*Set exercise:*
Copy out the lines that include the word "were".

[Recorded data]
## Begin

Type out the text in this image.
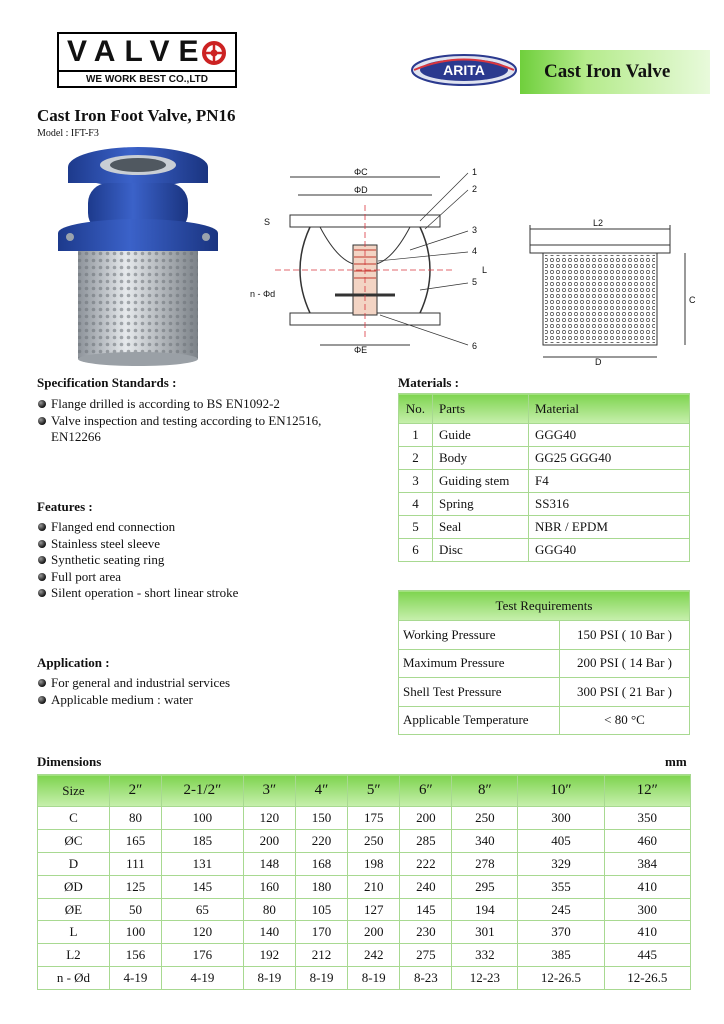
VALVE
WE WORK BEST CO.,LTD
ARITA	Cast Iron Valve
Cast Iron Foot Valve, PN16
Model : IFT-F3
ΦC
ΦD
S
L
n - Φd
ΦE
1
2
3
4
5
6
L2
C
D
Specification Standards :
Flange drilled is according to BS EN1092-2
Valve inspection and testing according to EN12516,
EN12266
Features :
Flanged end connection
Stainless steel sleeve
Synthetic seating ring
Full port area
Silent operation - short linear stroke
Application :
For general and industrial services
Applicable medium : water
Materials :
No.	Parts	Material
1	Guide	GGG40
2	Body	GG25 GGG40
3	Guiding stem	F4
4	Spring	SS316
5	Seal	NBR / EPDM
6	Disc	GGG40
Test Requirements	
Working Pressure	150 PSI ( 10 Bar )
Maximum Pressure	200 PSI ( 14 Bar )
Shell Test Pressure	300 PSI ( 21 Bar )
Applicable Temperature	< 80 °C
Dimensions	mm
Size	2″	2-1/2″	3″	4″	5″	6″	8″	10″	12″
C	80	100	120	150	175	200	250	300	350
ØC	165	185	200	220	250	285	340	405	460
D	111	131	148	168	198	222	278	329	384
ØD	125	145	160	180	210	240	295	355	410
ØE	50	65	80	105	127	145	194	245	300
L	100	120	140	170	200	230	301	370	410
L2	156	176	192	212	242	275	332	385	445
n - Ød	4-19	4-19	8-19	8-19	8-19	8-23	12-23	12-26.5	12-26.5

## End
## Begin

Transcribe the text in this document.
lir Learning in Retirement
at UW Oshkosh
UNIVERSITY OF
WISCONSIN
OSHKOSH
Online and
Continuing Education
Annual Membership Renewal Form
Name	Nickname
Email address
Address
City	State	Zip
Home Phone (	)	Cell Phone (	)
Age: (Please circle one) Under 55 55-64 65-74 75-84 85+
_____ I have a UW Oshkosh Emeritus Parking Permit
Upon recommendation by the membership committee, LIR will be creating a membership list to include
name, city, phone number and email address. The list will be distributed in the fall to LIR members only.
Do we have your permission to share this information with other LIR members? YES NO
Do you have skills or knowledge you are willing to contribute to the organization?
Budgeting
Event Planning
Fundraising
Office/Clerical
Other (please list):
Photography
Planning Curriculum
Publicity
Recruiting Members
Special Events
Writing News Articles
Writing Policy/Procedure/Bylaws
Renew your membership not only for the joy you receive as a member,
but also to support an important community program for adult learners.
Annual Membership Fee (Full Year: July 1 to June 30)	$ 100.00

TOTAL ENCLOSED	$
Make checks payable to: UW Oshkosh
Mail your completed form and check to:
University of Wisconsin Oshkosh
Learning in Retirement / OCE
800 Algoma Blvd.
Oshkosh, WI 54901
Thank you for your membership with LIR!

## End
## Begin

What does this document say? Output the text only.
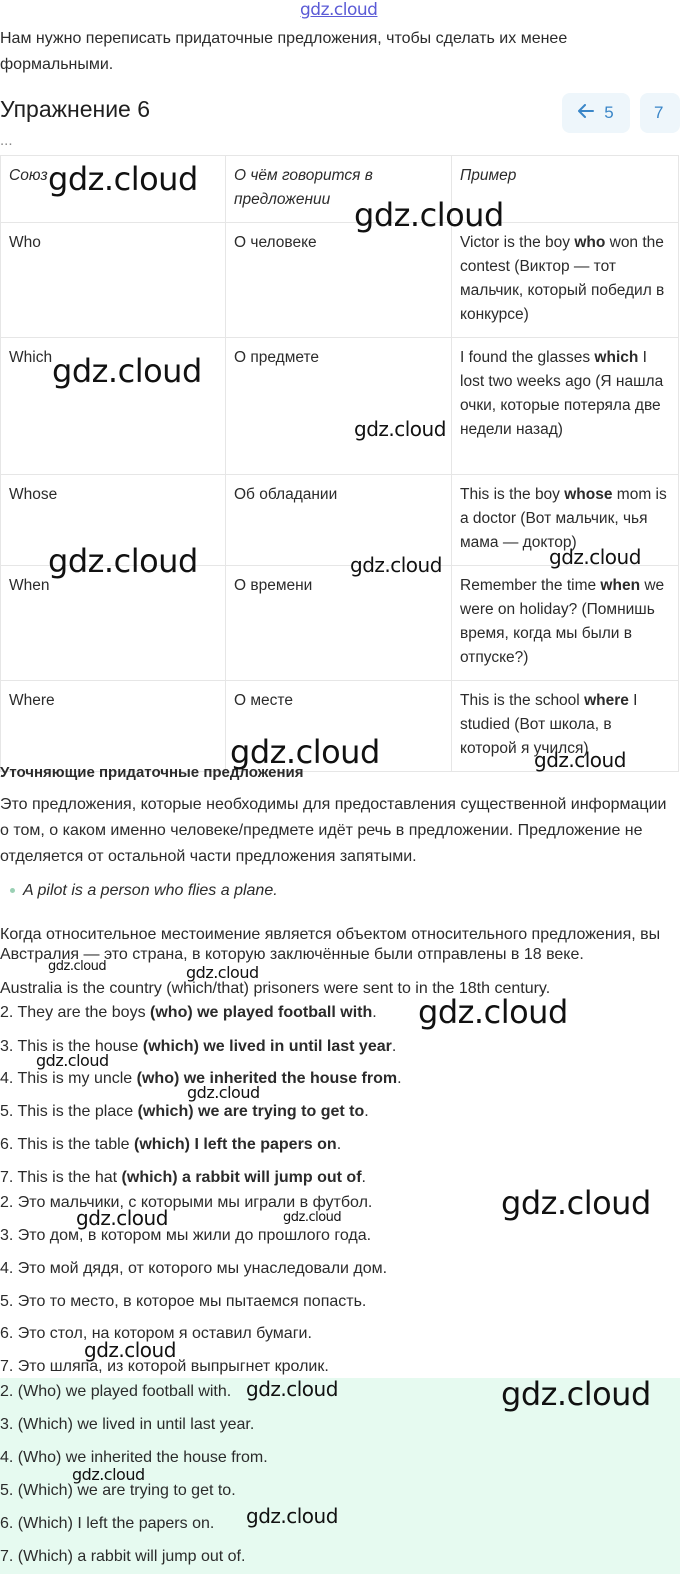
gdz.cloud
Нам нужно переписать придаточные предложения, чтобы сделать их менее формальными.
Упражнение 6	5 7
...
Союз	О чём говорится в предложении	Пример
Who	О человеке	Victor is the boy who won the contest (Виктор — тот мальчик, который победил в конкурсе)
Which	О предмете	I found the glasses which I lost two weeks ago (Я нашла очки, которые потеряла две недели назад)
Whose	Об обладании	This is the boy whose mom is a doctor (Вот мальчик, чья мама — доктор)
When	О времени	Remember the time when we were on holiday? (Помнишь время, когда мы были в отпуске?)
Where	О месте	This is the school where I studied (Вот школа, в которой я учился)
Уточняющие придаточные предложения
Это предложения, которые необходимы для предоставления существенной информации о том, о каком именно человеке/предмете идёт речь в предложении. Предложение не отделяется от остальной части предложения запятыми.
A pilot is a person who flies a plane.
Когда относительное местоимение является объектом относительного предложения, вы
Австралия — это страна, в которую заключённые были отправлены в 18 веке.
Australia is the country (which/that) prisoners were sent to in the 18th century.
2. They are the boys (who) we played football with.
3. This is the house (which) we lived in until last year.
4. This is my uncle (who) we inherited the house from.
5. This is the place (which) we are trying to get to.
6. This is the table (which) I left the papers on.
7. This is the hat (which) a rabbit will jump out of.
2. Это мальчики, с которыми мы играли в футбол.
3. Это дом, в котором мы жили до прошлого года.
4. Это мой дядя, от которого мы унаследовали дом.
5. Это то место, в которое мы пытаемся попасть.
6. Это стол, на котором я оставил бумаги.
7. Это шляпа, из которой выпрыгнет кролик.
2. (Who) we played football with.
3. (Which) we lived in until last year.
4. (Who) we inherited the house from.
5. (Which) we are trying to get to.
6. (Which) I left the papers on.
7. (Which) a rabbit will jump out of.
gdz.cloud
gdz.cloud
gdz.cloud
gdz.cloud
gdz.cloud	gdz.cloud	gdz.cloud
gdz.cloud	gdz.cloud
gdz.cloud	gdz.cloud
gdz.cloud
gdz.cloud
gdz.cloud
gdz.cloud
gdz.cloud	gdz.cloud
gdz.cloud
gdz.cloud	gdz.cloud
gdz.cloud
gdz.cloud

## End

*Task response:*
When	О времени	Remember the time when we were on holiday? (Помнишь время, когда мы были в отпуске?)
Australia is the country (which/that) prisoners were sent to in the 18th century.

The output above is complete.